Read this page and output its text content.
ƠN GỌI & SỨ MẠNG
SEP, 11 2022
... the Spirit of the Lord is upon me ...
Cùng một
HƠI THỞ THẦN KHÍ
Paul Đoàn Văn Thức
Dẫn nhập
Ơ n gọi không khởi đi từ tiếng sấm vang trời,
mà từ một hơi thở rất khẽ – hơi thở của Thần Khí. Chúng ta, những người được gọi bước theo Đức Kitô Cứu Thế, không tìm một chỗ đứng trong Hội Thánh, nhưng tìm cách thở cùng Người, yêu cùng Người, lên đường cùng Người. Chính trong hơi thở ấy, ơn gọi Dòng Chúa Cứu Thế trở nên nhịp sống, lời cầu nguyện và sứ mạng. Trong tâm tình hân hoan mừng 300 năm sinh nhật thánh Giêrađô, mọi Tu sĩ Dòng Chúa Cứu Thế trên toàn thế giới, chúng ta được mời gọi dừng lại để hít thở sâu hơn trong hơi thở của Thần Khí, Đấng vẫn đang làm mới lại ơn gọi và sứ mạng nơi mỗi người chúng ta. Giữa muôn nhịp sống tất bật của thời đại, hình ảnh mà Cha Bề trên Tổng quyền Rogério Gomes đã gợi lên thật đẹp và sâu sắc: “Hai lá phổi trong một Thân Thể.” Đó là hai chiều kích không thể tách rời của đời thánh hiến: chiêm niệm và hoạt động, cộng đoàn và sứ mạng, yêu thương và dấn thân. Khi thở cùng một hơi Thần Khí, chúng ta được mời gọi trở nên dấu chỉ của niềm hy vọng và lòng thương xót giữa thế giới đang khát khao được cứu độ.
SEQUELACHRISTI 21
□ □ □
Task brief:
State how many lines in the entries above include the word "không"; reply with the number alone.

Exercise solution:
2